**Page extract:**

App Idea, with std colour coding
  1. Inventory of food: By storing all purchase & consumption in one accessible place (synced across devices), one is better informed about what one has without having to open the fridge or cabinets to actually find out.
  2. Food Advisor: Once the app knows what you have, it can provide you advice on how to use it. For each food item, recipes are curated based on the item selected (e.g. Bell peppers, in the image above) in conjunction with the other foods in your pantry weighed by recipes that use the selected item along with items that are at risk of getting wasted (e.g. Bell peppers + tomato recipes trump bell peppers + spinach). The Food Advisor also invites creative ways in which you have used the food items making it available to other conscious consumers (and winning you points for sharing your ideas). Warnings & alerts are raised for food going waste, suggestions on how to test if the food is indeed spoilt, how to recycle spoilt food - these and many more feature as the ways in which the Food Advisor helps you.
  3. Centralised food management: With this app being shared between family, party planners, potluck chefs, etc. food wastage could be reduced by increasing communication. When I bought the bag of carrots, my partner is informed when she picks a packet on her way back that we already have carrots.
  4. Historical trend: Over time, I get to know how I use food, how do I always assume that I need 4 pounds of potatoes but regularly waste 1+ pounds, how I always run out of onions, how I substituted garlic powder for garlic, days of the week when I buy & waste, etc. This helps my app guide me better when buying. The next time when I pick up a bag of tomatoes & scan it in my app (before placing it in my cart), my app will tell me that I have usually bought this quantity & wasted 1 lb, so I might consider tomato paste which lasts longer.

**Problem 1:** Using the app idea text, decide whether each statement agrees with it, answering yes or no and quoting the words that settle it: (a) Stored purchase and consumption data are synced across devices. (b) Bell pepper and spinach recipes rank above bell pepper and tomato recipes. (c) Users can earn points for sharing their ideas.
**Problem 2:** In the app idea text, what does the app suggest buying instead of the usual bag of tomatoes?
**Problem 3:** Translate this sentence from the app idea text into Spanish: "This helps my app guide me better when buying."
The items that come after this text are taken from a different source.

**Supplied records:**
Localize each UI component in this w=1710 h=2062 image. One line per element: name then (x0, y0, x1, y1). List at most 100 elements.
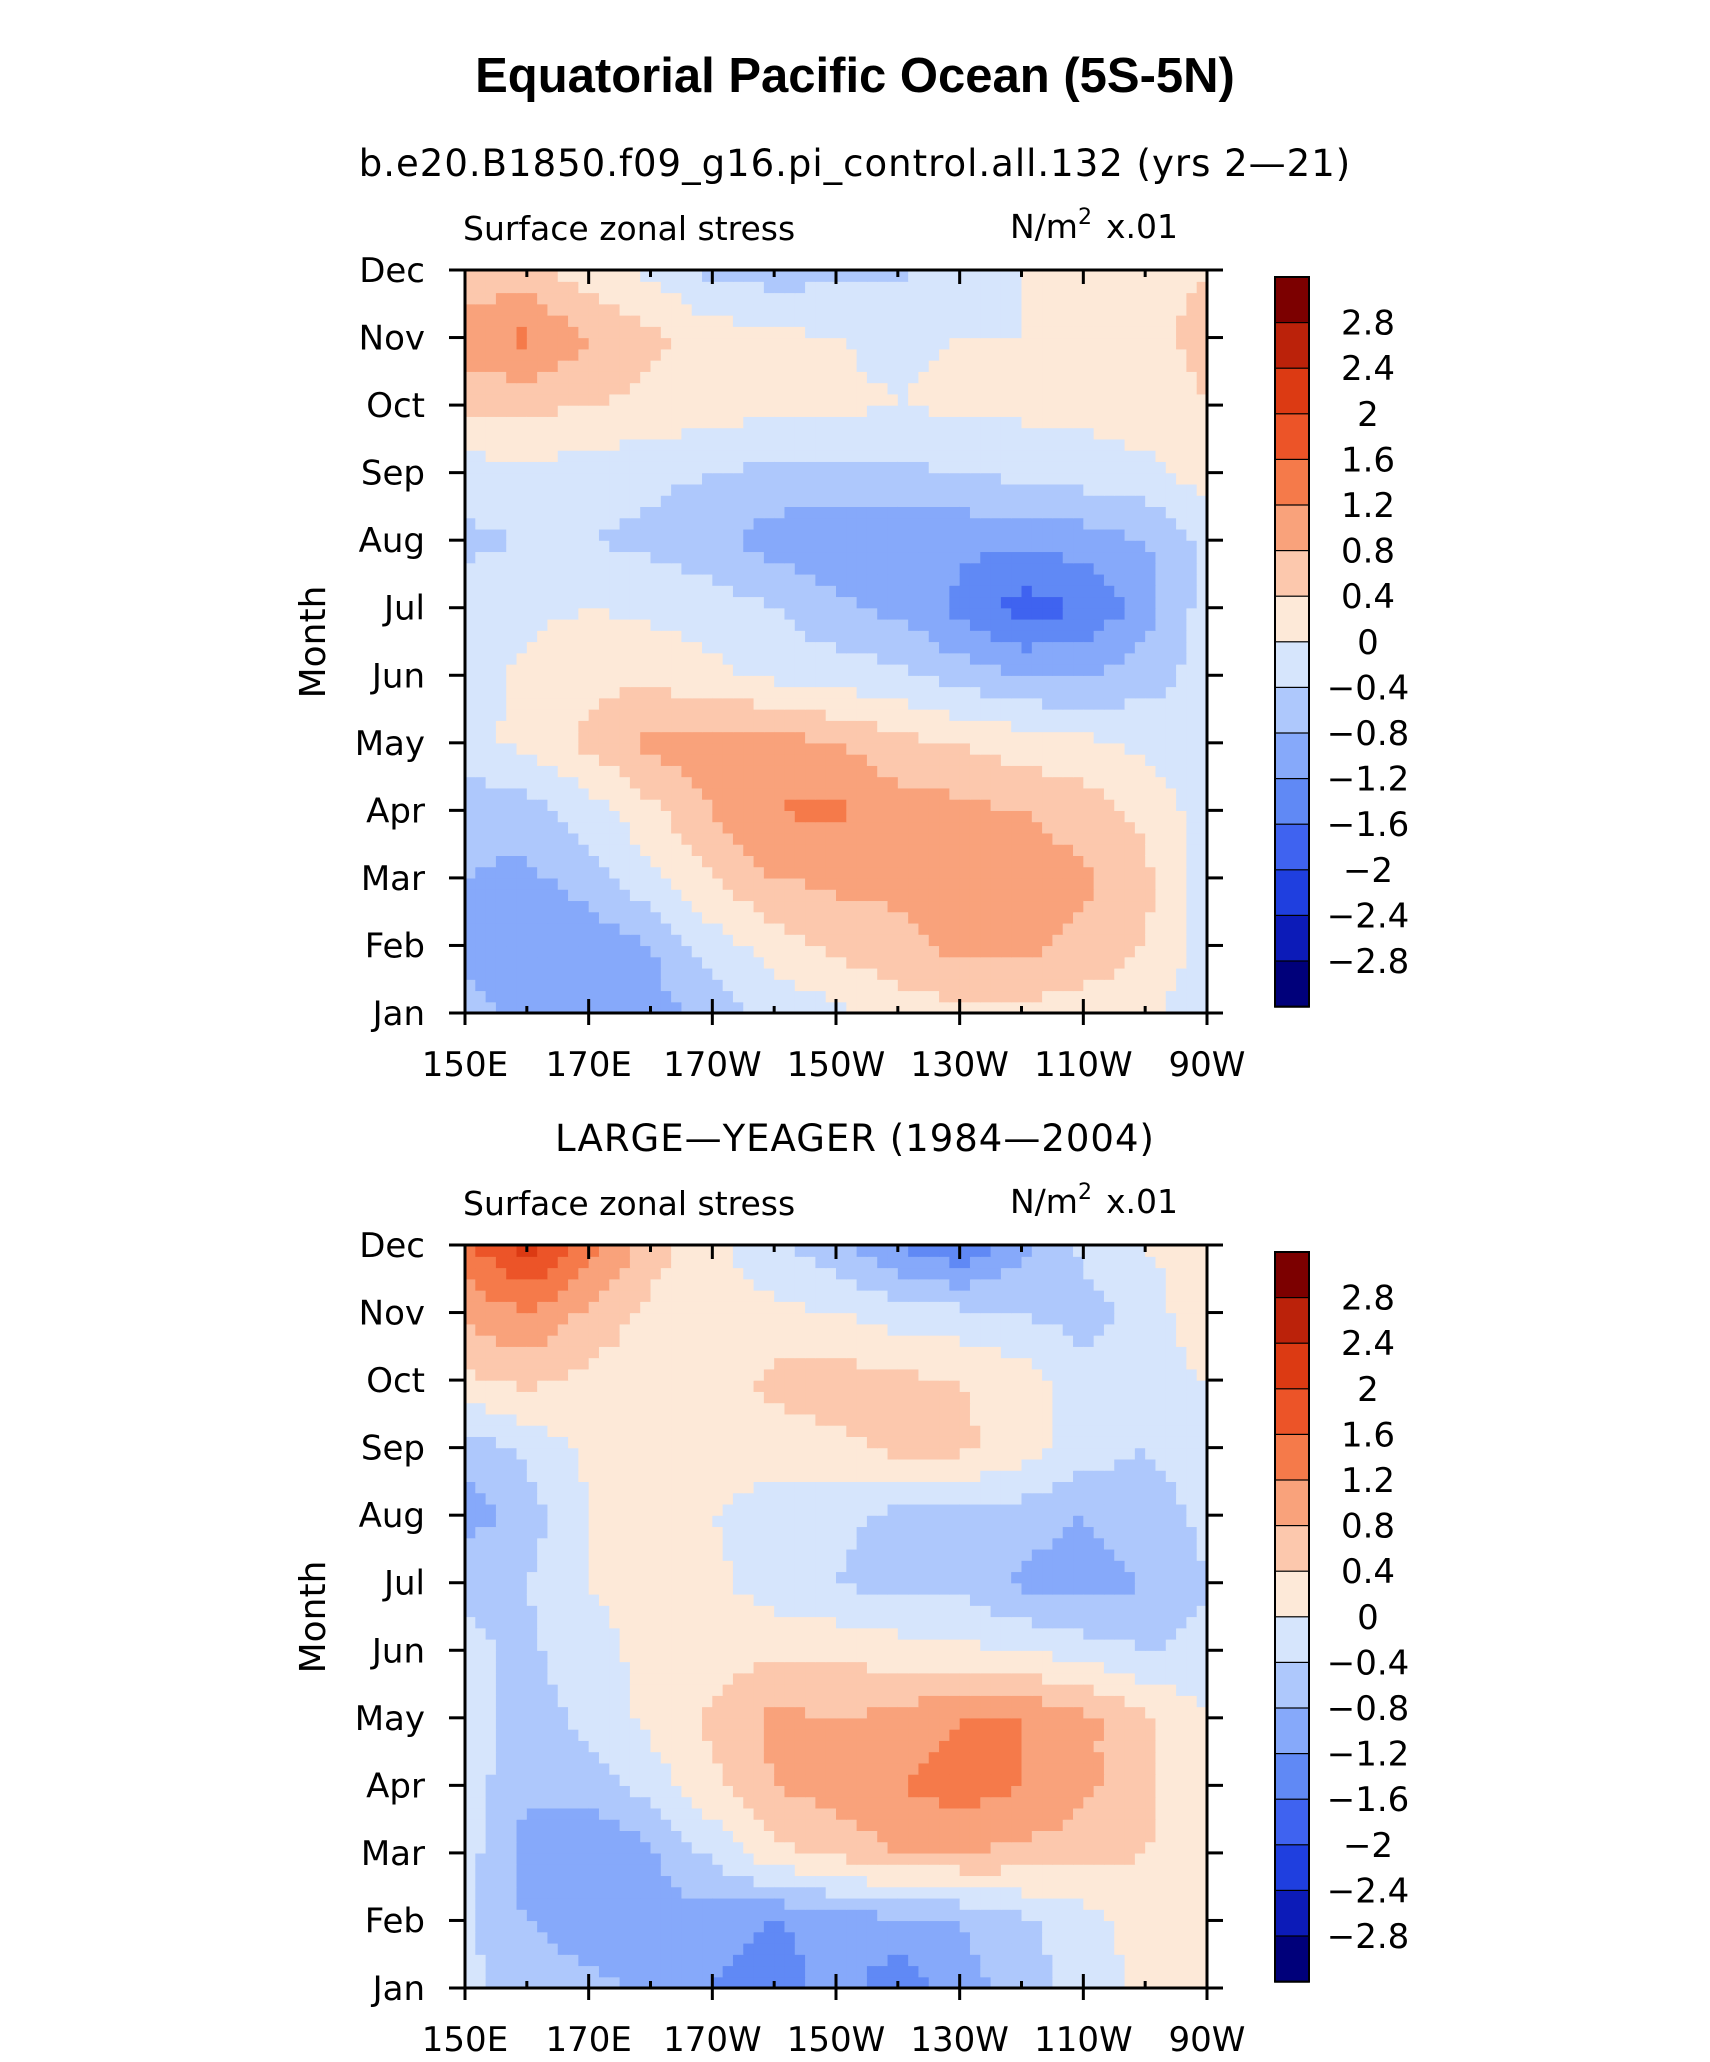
panel-1-heat-cell (1011, 562, 1023, 575)
panel-1-heat-cell (959, 675, 971, 688)
panel-1-heat-cell (526, 967, 538, 980)
panel-1-heat-cell (774, 506, 786, 519)
panel-1-heat-cell (980, 337, 992, 350)
panel-1-heat-cell (557, 844, 569, 856)
panel-1-heat-cell (836, 438, 847, 451)
panel-1-heat-cell (547, 630, 559, 643)
panel-1-heat-cell (1021, 652, 1033, 665)
panel-2-heat-cell (629, 1942, 641, 1955)
panel-1-heat-cell (619, 382, 631, 395)
panel-1-heat-cell (743, 360, 755, 372)
panel-1-heat-cell (629, 607, 641, 620)
panel-1-heat-cell (825, 799, 837, 811)
panel-1-heat-cell (1062, 889, 1074, 902)
panel-1-heat-cell (557, 934, 569, 947)
panel-1-heat-cell (712, 360, 724, 372)
panel-1-heat-cell (877, 776, 889, 789)
panel-1-heat-cell (897, 877, 909, 890)
panel-1-heat-cell (743, 776, 755, 789)
panel-1-heat-cell (671, 371, 683, 384)
panel-1-heat-cell (1093, 416, 1105, 429)
panel-1-heat-cell (794, 821, 806, 834)
panel-1-heat-cell (1124, 348, 1136, 361)
panel-1-heat-cell (1052, 720, 1064, 733)
panel-1-heat-cell (825, 292, 837, 305)
panel-1-heat-cell (465, 450, 476, 462)
panel-1-heat-cell (763, 866, 775, 879)
panel-1-heat-cell (506, 461, 518, 474)
panel-1-heat-cell (1083, 776, 1095, 789)
panel-1-heat-cell (1145, 315, 1157, 327)
panel-1-heat-cell (1093, 315, 1105, 327)
panel-1-heat-cell (969, 551, 981, 564)
panel-1-heat-cell (1042, 787, 1054, 800)
panel-1-heat-cell (815, 664, 827, 676)
panel-1-heat-cell (568, 922, 579, 935)
panel-1-heat-cell (1186, 979, 1198, 992)
panel-1-heat-cell (526, 810, 538, 823)
panel-1-heat-cell (598, 945, 610, 958)
panel-1-heat-cell (475, 326, 487, 339)
panel-1-heat-cell (712, 1001, 724, 1014)
panel-1-heat-cell (660, 742, 672, 755)
panel-1-heat-cell (722, 427, 734, 440)
panel-1-heat-cell (990, 540, 1002, 553)
panel-1-heat-cell (836, 551, 847, 564)
panel-1-heat-cell (702, 472, 713, 485)
panel-1-heat-cell (1073, 405, 1084, 417)
panel-1-heat-cell (866, 540, 878, 553)
panel-1-heat-cell (568, 979, 579, 992)
panel-1-heat-cell (1021, 483, 1033, 496)
panel-2-heat-cell (485, 1931, 497, 1944)
panel-1-heat-cell (619, 1001, 631, 1014)
panel-1-heat-cell (1011, 607, 1023, 620)
panel-1-heat-cell (856, 889, 868, 902)
panel-1-heat-cell (969, 630, 981, 643)
panel-1-heat-cell (836, 540, 847, 553)
panel-1-heat-cell (949, 731, 961, 744)
panel-1-heat-cell (969, 956, 981, 969)
panel-1-heat-cell (784, 551, 796, 564)
panel-1-heat-cell (1134, 956, 1146, 969)
panel-1-heat-cell (815, 483, 827, 496)
panel-1-heat-cell (465, 754, 476, 766)
panel-1-heat-cell (1062, 607, 1074, 620)
panel-1-heat-cell (619, 889, 631, 902)
panel-1-heat-cell (1134, 607, 1146, 620)
panel-1-heat-cell (990, 967, 1002, 980)
panel-1-heat-cell (753, 438, 765, 451)
panel-1-heat-cell (671, 720, 683, 733)
panel-1-heat-cell (619, 821, 631, 834)
panel-1-heat-cell (1042, 540, 1054, 553)
panel-1-heat-cell (681, 866, 693, 879)
panel-1-heat-cell (681, 472, 693, 485)
panel-1-heat-cell (969, 922, 981, 935)
panel-1-heat-cell (619, 866, 631, 879)
panel-1-heat-cell (1073, 900, 1084, 913)
panel-1-heat-cell (629, 461, 641, 474)
panel-1-heat-cell (691, 607, 703, 620)
panel-1-heat-cell (609, 371, 621, 384)
panel-1-heat-cell (506, 607, 518, 620)
panel-1-heat-cell (681, 528, 693, 541)
panel-1-heat-cell (475, 303, 487, 316)
panel-1-heat-cell (702, 1001, 713, 1014)
panel-1-heat-cell (866, 303, 878, 316)
panel-1-heat-cell (918, 664, 930, 676)
panel-1-heat-cell (465, 517, 476, 530)
panel-1-heat-cell (877, 675, 889, 688)
panel-1-heat-cell (526, 731, 538, 744)
panel-1-heat-cell (629, 787, 641, 800)
panel-1-heat-cell (897, 528, 909, 541)
panel-1-heat-cell (908, 281, 920, 294)
panel-1-heat-cell (1042, 315, 1054, 327)
panel-1-x-tick-label: 170W (663, 1045, 762, 1085)
panel-1-heat-cell (1186, 438, 1198, 451)
panel-1-heat-cell (1083, 483, 1095, 496)
panel-1-heat-cell (1145, 528, 1157, 541)
panel-1-heat-cell (640, 641, 652, 654)
panel-1-heat-cell (691, 315, 703, 327)
panel-1-heat-cell (1031, 922, 1043, 935)
panel-1-heat-cell (650, 517, 662, 530)
panel-1-heat-cell (537, 450, 549, 462)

**Complete response 1:**
(a) Yes: "synced across devices"
(b) No: "Bell peppers + tomato recipes trump bell peppers + spinach"
(c) Yes: "winning you points for sharing your ideas"

**Complete response 2:** Tomato paste, which lasts longer.

**Complete response 3:** Esto ayuda a mi aplicación a orientarme mejor al comprar.